▸ **Direction**:
Copy exactly the lines from the one containing "OCR this image." through the last line of the records below, including both, and leave out any pictures.

▸ **Data listing**:
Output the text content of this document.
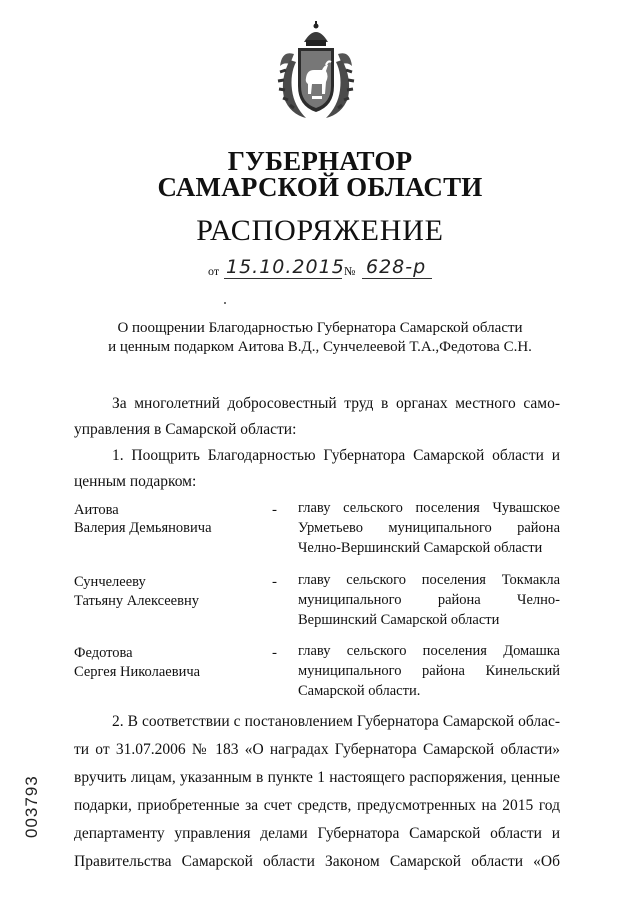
ГУБЕРНАТОР
САМАРСКОЙ ОБЛАСТИ
РАСПОРЯЖЕНИЕ
от 15.10.2015 № 628-р
О поощрении Благодарностью Губернатора Самарской области
и ценным подарком Аитова В.Д., Сунчелеевой Т.А.,Федотова С.Н.
За многолетний добросовестный труд в органах местного само-
управления в Самарской области:
1. Поощрить Благодарностью Губернатора Самарской области и
ценным подарком:
Аитова
Валерия Демьяновича
- главу сельского поселения Чувашское
Урметьево муниципального района
Челно-Вершинский Самарской области
Сунчелееву
Татьяну Алексеевну
- главу сельского поселения Токмакла
муниципального района Челно-
Вершинский Самарской области
Федотова
Сергея Николаевича
- главу сельского поселения Домашка
муниципального района Кинельский
Самарской области.
2. В соответствии с постановлением Губернатора Самарской облас-
ти от 31.07.2006 № 183 «О наградах Губернатора Самарской области»
вручить лицам, указанным в пункте 1 настоящего распоряжения, ценные
подарки, приобретенные за счет средств, предусмотренных на 2015 год
департаменту управления делами Губернатора Самарской области и
Правительства Самарской области Законом Самарской области «Об
003793
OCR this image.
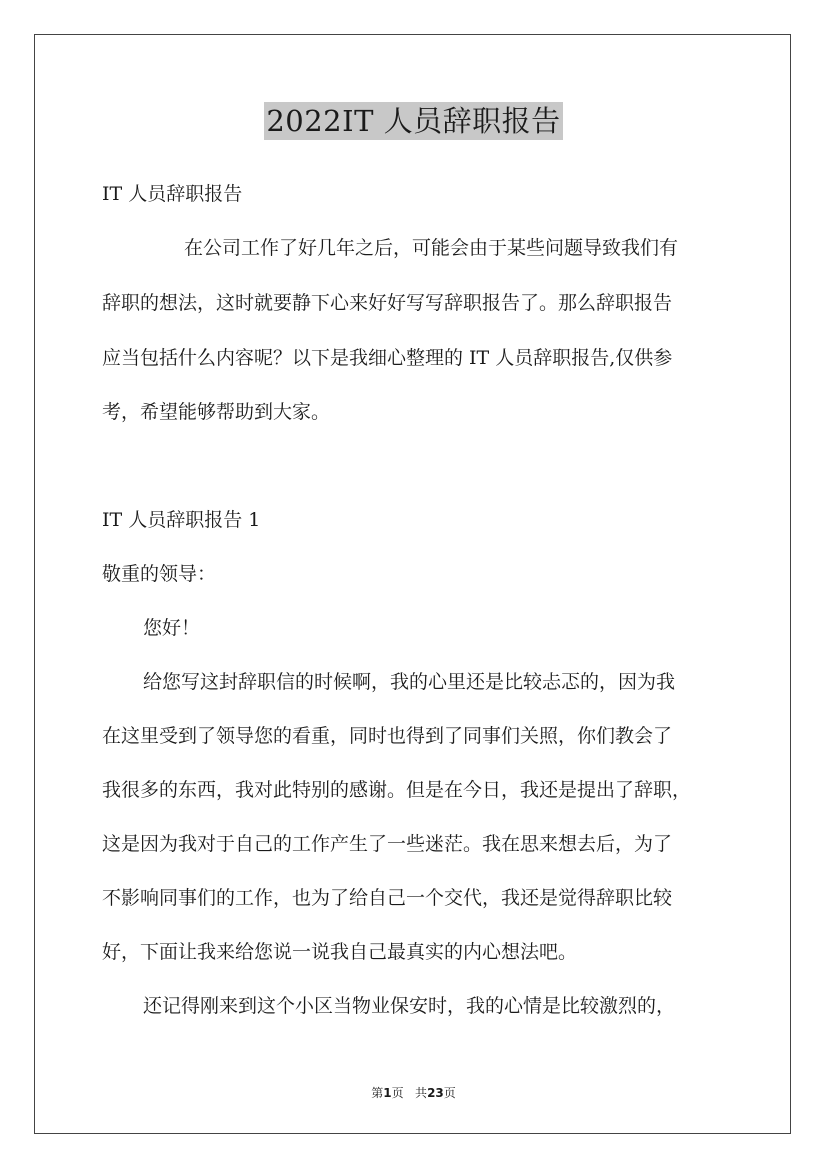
2022IT 人员辞职报告
IT 人员辞职报告
在公司工作了好几年之后，可能会由于某些问题导致我们有
辞职的想法，这时就要静下心来好好写写辞职报告了。那么辞职报告
应当包括什么内容呢？以下是我细心整理的 IT 人员辞职报告,仅供参
考，希望能够帮助到大家。
IT 人员辞职报告 1
敬重的领导：
您好！
给您写这封辞职信的时候啊，我的心里还是比较忐忑的，因为我
在这里受到了领导您的看重，同时也得到了同事们关照，你们教会了
我很多的东西，我对此特别的感谢。但是在今日，我还是提出了辞职，
这是因为我对于自己的工作产生了一些迷茫。我在思来想去后，为了
不影响同事们的工作，也为了给自己一个交代，我还是觉得辞职比较
好，下面让我来给您说一说我自己最真实的内心想法吧。
还记得刚来到这个小区当物业保安时，我的心情是比较激烈的，
第1页 共23页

▸ **Answer for this exercise**:
OCR this image.
2022IT 人员辞职报告
IT 人员辞职报告
在公司工作了好几年之后，可能会由于某些问题导致我们有
辞职的想法，这时就要静下心来好好写写辞职报告了。那么辞职报告
应当包括什么内容呢？以下是我细心整理的 IT 人员辞职报告,仅供参
考，希望能够帮助到大家。
IT 人员辞职报告 1
敬重的领导：
您好！
给您写这封辞职信的时候啊，我的心里还是比较忐忑的，因为我
在这里受到了领导您的看重，同时也得到了同事们关照，你们教会了
我很多的东西，我对此特别的感谢。但是在今日，我还是提出了辞职，
这是因为我对于自己的工作产生了一些迷茫。我在思来想去后，为了
不影响同事们的工作，也为了给自己一个交代，我还是觉得辞职比较
好，下面让我来给您说一说我自己最真实的内心想法吧。
还记得刚来到这个小区当物业保安时，我的心情是比较激烈的，
第1页 共23页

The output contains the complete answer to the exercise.